### Data for the task
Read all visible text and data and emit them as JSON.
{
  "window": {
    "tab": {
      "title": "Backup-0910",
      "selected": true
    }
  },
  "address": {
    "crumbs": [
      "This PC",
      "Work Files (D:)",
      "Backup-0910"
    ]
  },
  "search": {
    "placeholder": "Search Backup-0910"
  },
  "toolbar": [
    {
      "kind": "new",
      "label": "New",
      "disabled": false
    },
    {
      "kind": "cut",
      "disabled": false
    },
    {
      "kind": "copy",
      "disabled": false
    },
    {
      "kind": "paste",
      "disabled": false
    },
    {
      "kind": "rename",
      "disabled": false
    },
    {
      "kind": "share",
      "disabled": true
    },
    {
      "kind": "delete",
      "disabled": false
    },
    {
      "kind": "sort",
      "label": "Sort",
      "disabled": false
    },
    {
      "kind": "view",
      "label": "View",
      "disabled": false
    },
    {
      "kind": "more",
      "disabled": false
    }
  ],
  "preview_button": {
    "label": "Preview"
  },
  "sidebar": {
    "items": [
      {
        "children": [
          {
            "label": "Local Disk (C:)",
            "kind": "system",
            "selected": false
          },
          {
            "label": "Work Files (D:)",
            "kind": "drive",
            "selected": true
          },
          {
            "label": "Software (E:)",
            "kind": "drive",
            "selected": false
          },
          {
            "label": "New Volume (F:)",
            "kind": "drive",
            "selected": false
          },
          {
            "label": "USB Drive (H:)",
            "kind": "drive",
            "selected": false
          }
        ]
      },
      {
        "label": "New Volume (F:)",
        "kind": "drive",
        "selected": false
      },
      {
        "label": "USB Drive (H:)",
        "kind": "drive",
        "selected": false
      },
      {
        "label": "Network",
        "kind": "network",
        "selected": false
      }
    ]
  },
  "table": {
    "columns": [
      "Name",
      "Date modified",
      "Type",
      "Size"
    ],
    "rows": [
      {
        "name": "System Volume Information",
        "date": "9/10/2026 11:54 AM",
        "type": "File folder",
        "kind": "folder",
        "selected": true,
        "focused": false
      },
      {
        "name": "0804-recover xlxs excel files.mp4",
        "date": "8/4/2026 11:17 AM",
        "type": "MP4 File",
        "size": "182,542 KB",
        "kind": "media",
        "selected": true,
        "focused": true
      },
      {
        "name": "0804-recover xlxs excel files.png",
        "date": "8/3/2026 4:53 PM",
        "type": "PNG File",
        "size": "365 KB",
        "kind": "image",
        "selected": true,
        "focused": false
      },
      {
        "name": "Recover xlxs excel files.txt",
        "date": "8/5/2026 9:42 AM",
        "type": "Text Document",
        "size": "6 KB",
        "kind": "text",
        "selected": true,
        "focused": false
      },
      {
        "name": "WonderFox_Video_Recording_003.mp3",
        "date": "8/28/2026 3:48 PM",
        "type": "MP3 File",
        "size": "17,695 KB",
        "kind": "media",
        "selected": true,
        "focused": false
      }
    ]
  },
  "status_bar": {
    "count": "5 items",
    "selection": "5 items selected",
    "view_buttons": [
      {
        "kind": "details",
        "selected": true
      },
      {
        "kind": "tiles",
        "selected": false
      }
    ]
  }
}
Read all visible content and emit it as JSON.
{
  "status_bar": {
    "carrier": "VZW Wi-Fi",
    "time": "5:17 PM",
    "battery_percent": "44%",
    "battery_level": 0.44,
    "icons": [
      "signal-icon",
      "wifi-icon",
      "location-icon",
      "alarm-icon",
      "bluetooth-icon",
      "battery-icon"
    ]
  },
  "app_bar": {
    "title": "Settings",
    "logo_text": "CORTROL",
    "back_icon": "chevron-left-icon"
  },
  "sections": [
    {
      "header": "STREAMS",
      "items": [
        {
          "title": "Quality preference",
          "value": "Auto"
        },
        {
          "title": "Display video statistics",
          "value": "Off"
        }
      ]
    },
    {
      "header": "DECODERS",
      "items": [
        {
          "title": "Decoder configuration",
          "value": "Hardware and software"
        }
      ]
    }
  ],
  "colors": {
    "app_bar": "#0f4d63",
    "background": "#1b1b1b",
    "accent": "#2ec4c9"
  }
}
######
■ **What is being asked**
Repeat all entries. Match them exactly.

■ **Written response**
Read all visible text and data and emit them as JSON.
{
  "window": {
    "tab": {
      "title": "Backup-0910",
      "selected": true
    }
  },
  "address": {
    "crumbs": [
      "This PC",
      "Work Files (D:)",
      "Backup-0910"
    ]
  },
  "search": {
    "placeholder": "Search Backup-0910"
  },
  "toolbar": [
    {
      "kind": "new",
      "label": "New",
      "disabled": false
    },
    {
      "kind": "cut",
      "disabled": false
    },
    {
      "kind": "copy",
      "disabled": false
    },
    {
      "kind": "paste",
      "disabled": false
    },
    {
      "kind": "rename",
      "disabled": false
    },
    {
      "kind": "share",
      "disabled": true
    },
    {
      "kind": "delete",
      "disabled": false
    },
    {
      "kind": "sort",
      "label": "Sort",
      "disabled": false
    },
    {
      "kind": "view",
      "label": "View",
      "disabled": false
    },
    {
      "kind": "more",
      "disabled": false
    }
  ],
  "preview_button": {
    "label": "Preview"
  },
  "sidebar": {
    "items": [
      {
        "children": [
          {
            "label": "Local Disk (C:)",
            "kind": "system",
            "selected": false
          },
          {
            "label": "Work Files (D:)",
            "kind": "drive",
            "selected": true
          },
          {
            "label": "Software (E:)",
            "kind": "drive",
            "selected": false
          },
          {
            "label": "New Volume (F:)",
            "kind": "drive",
            "selected": false
          },
          {
            "label": "USB Drive (H:)",
            "kind": "drive",
            "selected": false
          }
        ]
      },
      {
        "label": "New Volume (F:)",
        "kind": "drive",
        "selected": false
      },
      {
        "label": "USB Drive (H:)",
        "kind": "drive",
        "selected": false
      },
      {
        "label": "Network",
        "kind": "network",
        "selected": false
      }
    ]
  },
  "table": {
    "columns": [
      "Name",
      "Date modified",
      "Type",
      "Size"
    ],
    "rows": [
      {
        "name": "System Volume Information",
        "date": "9/10/2026 11:54 AM",
        "type": "File folder",
        "kind": "folder",
        "selected": true,
        "focused": false
      },
      {
        "name": "0804-recover xlxs excel files.mp4",
        "date": "8/4/2026 11:17 AM",
        "type": "MP4 File",
        "size": "182,542 KB",
        "kind": "media",
        "selected": true,
        "focused": true
      },
      {
        "name": "0804-recover xlxs excel files.png",
        "date": "8/3/2026 4:53 PM",
        "type": "PNG File",
        "size": "365 KB",
        "kind": "image",
        "selected": true,
        "focused": false
      },
      {
        "name": "Recover xlxs excel files.txt",
        "date": "8/5/2026 9:42 AM",
        "type": "Text Document",
        "size": "6 KB",
        "kind": "text",
        "selected": true,
        "focused": false
      },
      {
        "name": "WonderFox_Video_Recording_003.mp3",
        "date": "8/28/2026 3:48 PM",
        "type": "MP3 File",
        "size": "17,695 KB",
        "kind": "media",
        "selected": true,
        "focused": false
      }
    ]
  },
  "status_bar": {
    "count": "5 items",
    "selection": "5 items selected",
    "view_buttons": [
      {
        "kind": "details",
        "selected": true
      },
      {
        "kind": "tiles",
        "selected": false
      }
    ]
  }
}
Read all visible content and emit it as JSON.
{
  "status_bar": {
    "carrier": "VZW Wi-Fi",
    "time": "5:17 PM",
    "battery_percent": "44%",
    "battery_level": 0.44,
    "icons": [
      "signal-icon",
      "wifi-icon",
      "location-icon",
      "alarm-icon",
      "bluetooth-icon",
      "battery-icon"
    ]
  },
  "app_bar": {
    "title": "Settings",
    "logo_text": "CORTROL",
    "back_icon": "chevron-left-icon"
  },
  "sections": [
    {
      "header": "STREAMS",
      "items": [
        {
          "title": "Quality preference",
          "value": "Auto"
        },
        {
          "title": "Display video statistics",
          "value": "Off"
        }
      ]
    },
    {
      "header": "DECODERS",
      "items": [
        {
          "title": "Decoder configuration",
          "value": "Hardware and software"
        }
      ]
    }
  ],
  "colors": {
    "app_bar": "#0f4d63",
    "background": "#1b1b1b",
    "accent": "#2ec4c9"
  }
}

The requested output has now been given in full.